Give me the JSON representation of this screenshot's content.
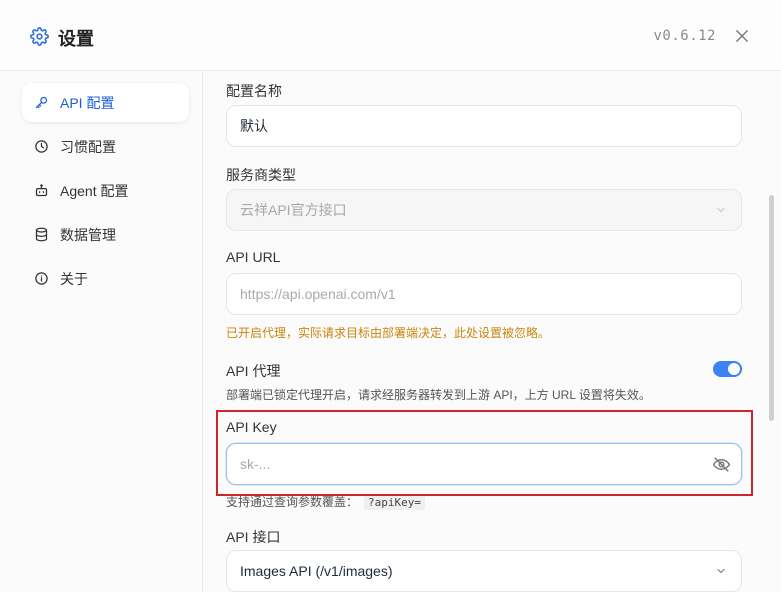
{
  "header": {
    "title": "设置",
    "version": "v0.6.12"
  },
  "sidebar": {
    "items": [
      {
        "label": "API 配置",
        "icon": "key-icon",
        "active": true
      },
      {
        "label": "习惯配置",
        "icon": "clock-icon",
        "active": false
      },
      {
        "label": "Agent 配置",
        "icon": "bot-icon",
        "active": false
      },
      {
        "label": "数据管理",
        "icon": "database-icon",
        "active": false
      },
      {
        "label": "关于",
        "icon": "info-icon",
        "active": false
      }
    ]
  },
  "form": {
    "config_name": {
      "label": "配置名称",
      "value": "默认"
    },
    "provider": {
      "label": "服务商类型",
      "value": "云祥API官方接口"
    },
    "api_url": {
      "label": "API URL",
      "placeholder": "https://api.openai.com/v1",
      "warning": "已开启代理，实际请求目标由部署端决定，此处设置被忽略。"
    },
    "api_proxy": {
      "label": "API 代理",
      "enabled": true,
      "hint": "部署端已锁定代理开启，请求经服务器转发到上游 API，上方 URL 设置将失效。"
    },
    "api_key": {
      "label": "API Key",
      "placeholder": "sk-...",
      "hint": "支持通过查询参数覆盖：",
      "hint_code": "?apiKey="
    },
    "api_endpoint": {
      "label": "API 接口",
      "value": "Images API (/v1/images)"
    }
  },
  "colors": {
    "accent": "#3b82f6",
    "active_nav": "#1a5fd8",
    "warning": "#c8860d",
    "highlight": "#d0242b"
  }
}
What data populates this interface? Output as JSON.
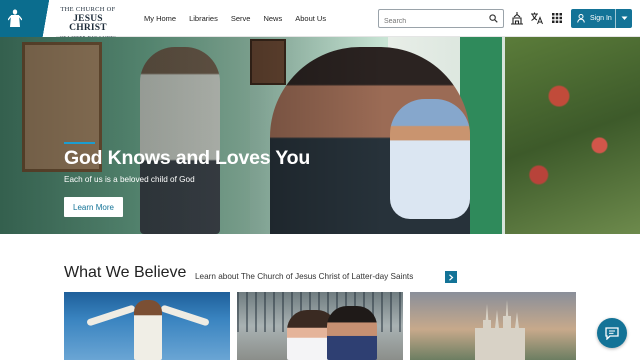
{
  "header": {
    "logo": {
      "line1": "THE CHURCH OF",
      "line2": "JESUS CHRIST",
      "line3": "OF LATTER-DAY SAINTS"
    },
    "nav": [
      "My Home",
      "Libraries",
      "Serve",
      "News",
      "About Us"
    ],
    "search": {
      "placeholder": "Search",
      "value": ""
    },
    "icons": [
      "temple-icon",
      "translate-icon",
      "apps-grid-icon"
    ],
    "signin": {
      "label": "Sign In"
    }
  },
  "hero": {
    "title": "God Knows and Loves You",
    "subtitle": "Each of us is a beloved child of God",
    "button": "Learn More"
  },
  "beliefs": {
    "title": "What We Believe",
    "link": "Learn about The Church of Jesus Christ of Latter-day Saints"
  },
  "colors": {
    "brand": "#137397",
    "logo_block": "#0b6d8e",
    "accent": "#1b9dd0"
  }
}
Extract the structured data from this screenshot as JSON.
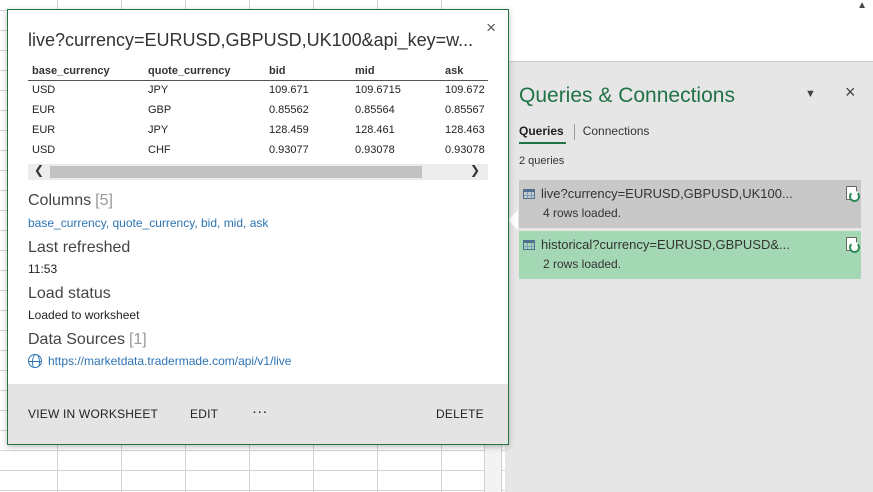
{
  "peek": {
    "title": "live?currency=EURUSD,GBPUSD,UK100&api_key=w...",
    "close_icon": "×",
    "preview": {
      "headers": [
        "base_currency",
        "quote_currency",
        "bid",
        "mid",
        "ask"
      ],
      "rows": [
        [
          "USD",
          "JPY",
          "109.671",
          "109.6715",
          "109.672"
        ],
        [
          "EUR",
          "GBP",
          "0.85562",
          "0.85564",
          "0.85567"
        ],
        [
          "EUR",
          "JPY",
          "128.459",
          "128.461",
          "128.463"
        ],
        [
          "USD",
          "CHF",
          "0.93077",
          "0.93078",
          "0.93078"
        ]
      ]
    },
    "columns": {
      "heading": "Columns",
      "count": "[5]",
      "items": [
        "base_currency",
        "quote_currency",
        "bid",
        "mid",
        "ask"
      ]
    },
    "last_refreshed": {
      "heading": "Last refreshed",
      "value": "11:53"
    },
    "load_status": {
      "heading": "Load status",
      "value": "Loaded to worksheet"
    },
    "data_sources": {
      "heading": "Data Sources",
      "count": "[1]",
      "url": "https://marketdata.tradermade.com/api/v1/live"
    },
    "footer": {
      "view": "VIEW IN WORKSHEET",
      "edit": "EDIT",
      "more": "···",
      "delete": "DELETE"
    }
  },
  "pane": {
    "title": "Queries & Connections",
    "dropdown_icon": "▼",
    "close_icon": "×",
    "tabs": [
      {
        "label": "Queries"
      },
      {
        "label": "Connections"
      }
    ],
    "count": "2 queries",
    "queries": [
      {
        "name": "live?currency=EURUSD,GBPUSD,UK100...",
        "status": "4 rows loaded."
      },
      {
        "name": "historical?currency=EURUSD,GBPUSD&...",
        "status": "2 rows loaded."
      }
    ]
  },
  "sheet": {
    "scroll_up_icon": "▲"
  },
  "colors": {
    "accent": "#217346",
    "link": "#2c74b3",
    "selected_query": "#a4d8b4"
  }
}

(Exercise) Of all the lines in the listing above, how many include "https"? Write only the number.

(Exercise answer) 2